• _Extract provided_:
Court Opinion

ID: 3996697
Source: CourtListenerOpinion
Date Created: 2016-07-06 10:54:49.178775+00
Date Added: 2024-06-11T13:55:40.322981
License: Public Domain

Notwithstanding the eminent authority upon which the majority rests its decision, I am convinced that it has misconceived the situation, has failed to see what operation is sought to be taxed, and has misapplied the doctrine of Binderup v. PatheExchange, 263 U.S. 291, 44 S. Ct. 96.
For present purposes, we should disregard the fact that the films are produced outside of this state and are brought here through an interstate operation. All of that is wholly beside the present question.
When and after the films arrive in this state, they are exhibited in local theaters for the joint benefit of the local exhibitors and the film owner. The proceeds of those wholly local exhibitions, which are paid to and received by the film owner, are the sole basis for the tax. As I see it, such proceeds are wholly derived from the local exhibitions.
The process of exhibiting the films in all of the local theaters consumes wholly the commercial value of such films within this state. In other words, the films come to this state new, with their value intact, and are exhibited from place to place within the state until their value within the state is wholly consumed and no commercial value within the state remains in them. They are thus, for all practical purposes, as wholly consumed within the state as would be a sack of flour shipped into the state, made into bread, and the bread then eaten. Nothing would remain of the flour, and nothing remains of the commercial value of the films in this state, save as it has been converted into money *Page 386 
by the operation, and that money so earned within the state is wholly a local product and is the sole basis of the tax.

• _Tasks to perform_:
**a)** Please reproduce the stretch of the opinion from "For present purposes, we" through "the local exhibitions.".
**b)** According to the opinion, why are the films like a sack of flour shipped into the state? Answer in one to three sentences.

• _Provided material_:
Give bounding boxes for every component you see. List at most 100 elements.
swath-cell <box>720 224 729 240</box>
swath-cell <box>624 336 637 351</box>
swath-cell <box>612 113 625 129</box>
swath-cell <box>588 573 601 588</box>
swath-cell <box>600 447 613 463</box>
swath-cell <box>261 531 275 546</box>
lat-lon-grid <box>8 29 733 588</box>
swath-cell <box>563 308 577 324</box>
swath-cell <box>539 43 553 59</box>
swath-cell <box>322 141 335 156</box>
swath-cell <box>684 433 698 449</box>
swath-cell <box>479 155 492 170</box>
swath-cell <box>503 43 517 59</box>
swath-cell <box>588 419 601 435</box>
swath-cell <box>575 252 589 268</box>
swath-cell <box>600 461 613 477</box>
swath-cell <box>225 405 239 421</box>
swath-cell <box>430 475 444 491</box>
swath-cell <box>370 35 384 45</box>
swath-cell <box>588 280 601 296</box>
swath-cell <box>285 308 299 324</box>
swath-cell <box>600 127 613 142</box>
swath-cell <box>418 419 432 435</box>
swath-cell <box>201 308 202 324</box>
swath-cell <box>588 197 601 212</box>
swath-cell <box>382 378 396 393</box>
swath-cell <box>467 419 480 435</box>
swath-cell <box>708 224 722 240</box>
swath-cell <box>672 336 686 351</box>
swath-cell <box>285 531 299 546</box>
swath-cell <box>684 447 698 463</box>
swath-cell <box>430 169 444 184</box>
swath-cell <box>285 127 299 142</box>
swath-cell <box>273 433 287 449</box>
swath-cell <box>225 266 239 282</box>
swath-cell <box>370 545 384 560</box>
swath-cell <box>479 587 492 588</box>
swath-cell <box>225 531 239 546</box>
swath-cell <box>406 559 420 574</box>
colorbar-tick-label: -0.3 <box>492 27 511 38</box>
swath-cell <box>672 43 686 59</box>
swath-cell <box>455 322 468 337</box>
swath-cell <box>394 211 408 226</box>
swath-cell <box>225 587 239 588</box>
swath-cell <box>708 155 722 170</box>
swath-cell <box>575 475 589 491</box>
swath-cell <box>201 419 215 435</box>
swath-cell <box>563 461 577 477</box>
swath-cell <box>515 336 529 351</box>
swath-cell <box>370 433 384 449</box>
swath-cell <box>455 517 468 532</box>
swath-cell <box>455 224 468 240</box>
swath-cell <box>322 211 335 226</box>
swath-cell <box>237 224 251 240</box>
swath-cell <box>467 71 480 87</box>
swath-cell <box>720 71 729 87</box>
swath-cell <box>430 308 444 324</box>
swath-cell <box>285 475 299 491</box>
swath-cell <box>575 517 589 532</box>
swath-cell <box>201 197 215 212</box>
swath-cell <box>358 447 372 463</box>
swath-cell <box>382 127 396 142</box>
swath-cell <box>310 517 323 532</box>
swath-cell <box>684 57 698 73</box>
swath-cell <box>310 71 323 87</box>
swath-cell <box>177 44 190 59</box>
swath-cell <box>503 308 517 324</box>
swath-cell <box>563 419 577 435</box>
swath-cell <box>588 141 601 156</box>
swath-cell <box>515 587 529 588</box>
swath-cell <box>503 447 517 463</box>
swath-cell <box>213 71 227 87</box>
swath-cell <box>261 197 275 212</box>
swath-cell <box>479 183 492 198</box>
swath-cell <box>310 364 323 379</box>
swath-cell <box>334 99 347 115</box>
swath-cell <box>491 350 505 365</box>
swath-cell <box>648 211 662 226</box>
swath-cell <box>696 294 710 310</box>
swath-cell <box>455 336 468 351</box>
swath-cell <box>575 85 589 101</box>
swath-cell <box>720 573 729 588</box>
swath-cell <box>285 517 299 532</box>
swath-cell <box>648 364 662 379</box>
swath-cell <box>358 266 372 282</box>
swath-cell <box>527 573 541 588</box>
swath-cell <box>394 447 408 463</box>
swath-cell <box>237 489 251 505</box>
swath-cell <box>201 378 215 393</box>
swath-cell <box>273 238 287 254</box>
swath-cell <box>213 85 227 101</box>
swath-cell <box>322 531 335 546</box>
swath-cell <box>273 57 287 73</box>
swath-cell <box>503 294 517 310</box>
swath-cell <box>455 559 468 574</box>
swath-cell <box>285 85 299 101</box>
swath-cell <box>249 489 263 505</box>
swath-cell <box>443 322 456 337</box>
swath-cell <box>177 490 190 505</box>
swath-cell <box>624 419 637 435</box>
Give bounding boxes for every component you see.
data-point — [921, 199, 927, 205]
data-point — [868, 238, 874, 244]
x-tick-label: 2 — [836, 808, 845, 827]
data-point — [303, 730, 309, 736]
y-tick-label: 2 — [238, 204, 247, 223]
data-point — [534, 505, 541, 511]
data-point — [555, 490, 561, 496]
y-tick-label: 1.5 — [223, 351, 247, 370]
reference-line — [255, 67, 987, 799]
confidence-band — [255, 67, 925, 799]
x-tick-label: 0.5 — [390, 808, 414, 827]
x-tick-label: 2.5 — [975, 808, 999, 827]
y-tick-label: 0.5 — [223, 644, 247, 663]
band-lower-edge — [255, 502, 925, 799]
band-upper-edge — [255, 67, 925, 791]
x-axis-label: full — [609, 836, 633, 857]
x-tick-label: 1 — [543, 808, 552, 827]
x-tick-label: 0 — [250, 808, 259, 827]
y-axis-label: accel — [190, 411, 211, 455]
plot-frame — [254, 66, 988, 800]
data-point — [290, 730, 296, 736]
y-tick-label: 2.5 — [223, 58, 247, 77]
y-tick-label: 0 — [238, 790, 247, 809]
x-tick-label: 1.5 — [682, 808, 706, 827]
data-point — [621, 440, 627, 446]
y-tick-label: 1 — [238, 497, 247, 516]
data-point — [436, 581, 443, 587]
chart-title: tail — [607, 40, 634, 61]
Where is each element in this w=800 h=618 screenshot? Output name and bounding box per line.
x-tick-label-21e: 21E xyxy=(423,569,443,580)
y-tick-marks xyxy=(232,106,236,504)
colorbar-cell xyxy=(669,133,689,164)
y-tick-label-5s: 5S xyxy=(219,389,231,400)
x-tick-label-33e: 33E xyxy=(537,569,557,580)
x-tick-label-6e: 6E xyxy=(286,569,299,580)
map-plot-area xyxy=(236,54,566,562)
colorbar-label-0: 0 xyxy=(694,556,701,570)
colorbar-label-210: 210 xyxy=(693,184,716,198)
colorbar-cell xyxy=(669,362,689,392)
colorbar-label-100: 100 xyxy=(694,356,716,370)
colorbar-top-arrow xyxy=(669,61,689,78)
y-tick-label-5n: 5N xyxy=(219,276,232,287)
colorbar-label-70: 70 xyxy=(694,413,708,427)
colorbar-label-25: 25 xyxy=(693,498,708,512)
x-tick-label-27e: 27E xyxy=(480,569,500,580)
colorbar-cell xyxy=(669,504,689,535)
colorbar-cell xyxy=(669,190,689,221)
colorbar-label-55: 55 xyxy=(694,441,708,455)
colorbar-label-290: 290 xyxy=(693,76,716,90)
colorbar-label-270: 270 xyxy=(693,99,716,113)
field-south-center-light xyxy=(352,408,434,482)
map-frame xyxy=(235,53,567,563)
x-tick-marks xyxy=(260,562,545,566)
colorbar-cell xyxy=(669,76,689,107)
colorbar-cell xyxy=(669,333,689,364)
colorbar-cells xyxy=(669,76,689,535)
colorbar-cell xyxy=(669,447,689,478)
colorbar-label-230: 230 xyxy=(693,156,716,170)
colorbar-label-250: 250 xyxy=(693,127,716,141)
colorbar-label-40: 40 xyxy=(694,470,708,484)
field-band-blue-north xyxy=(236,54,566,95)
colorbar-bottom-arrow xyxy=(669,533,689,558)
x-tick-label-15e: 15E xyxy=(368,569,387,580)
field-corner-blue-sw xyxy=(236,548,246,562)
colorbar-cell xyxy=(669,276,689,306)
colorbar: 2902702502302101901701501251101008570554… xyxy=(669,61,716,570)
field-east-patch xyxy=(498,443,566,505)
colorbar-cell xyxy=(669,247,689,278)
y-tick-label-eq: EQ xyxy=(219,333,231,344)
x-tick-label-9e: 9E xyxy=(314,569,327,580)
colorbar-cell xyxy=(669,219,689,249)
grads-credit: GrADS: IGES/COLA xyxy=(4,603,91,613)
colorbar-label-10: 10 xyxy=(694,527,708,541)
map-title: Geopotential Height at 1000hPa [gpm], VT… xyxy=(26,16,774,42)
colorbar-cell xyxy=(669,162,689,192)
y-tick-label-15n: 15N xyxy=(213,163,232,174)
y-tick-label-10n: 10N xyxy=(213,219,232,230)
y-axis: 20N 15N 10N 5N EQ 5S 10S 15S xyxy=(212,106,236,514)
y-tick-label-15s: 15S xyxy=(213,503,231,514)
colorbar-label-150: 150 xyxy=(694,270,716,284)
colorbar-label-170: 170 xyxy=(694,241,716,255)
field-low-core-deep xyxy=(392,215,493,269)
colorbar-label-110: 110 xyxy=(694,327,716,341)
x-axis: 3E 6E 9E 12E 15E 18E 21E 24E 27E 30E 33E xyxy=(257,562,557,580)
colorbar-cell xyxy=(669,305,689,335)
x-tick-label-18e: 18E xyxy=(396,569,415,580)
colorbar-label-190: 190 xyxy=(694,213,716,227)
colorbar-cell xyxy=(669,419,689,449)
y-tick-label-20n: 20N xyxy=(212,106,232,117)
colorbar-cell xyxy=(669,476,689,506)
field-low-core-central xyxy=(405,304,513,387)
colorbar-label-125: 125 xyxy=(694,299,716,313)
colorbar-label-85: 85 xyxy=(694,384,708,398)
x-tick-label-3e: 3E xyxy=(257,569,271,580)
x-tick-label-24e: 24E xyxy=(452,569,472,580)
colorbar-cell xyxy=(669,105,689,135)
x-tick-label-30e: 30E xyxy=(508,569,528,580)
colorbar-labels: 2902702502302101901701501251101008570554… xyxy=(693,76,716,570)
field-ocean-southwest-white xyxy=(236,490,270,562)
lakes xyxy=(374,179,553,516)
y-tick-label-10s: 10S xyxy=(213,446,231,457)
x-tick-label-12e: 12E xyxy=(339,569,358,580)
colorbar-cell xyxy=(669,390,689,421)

• _Solutions to the problems_:
**a)**
For present purposes, we should disregard the fact that the films are produced outside of this state and are brought here through an interstate operation. All of that is wholly beside the present question.
When and after the films arrive in this state, they are exhibited in local theaters for the joint benefit of the local exhibitors and the film owner. The proceeds of those wholly local exhibitions, which are paid to and received by the film owner, are the sole basis for the tax. As I see it, such proceeds are wholly derived from the local exhibitions.

**b)** Exhibiting the films in local theaters uses up their entire commercial value within the state. This is like flour being made into bread and eaten. Nothing of that value remains except the money it was converted into, which was earned within the state.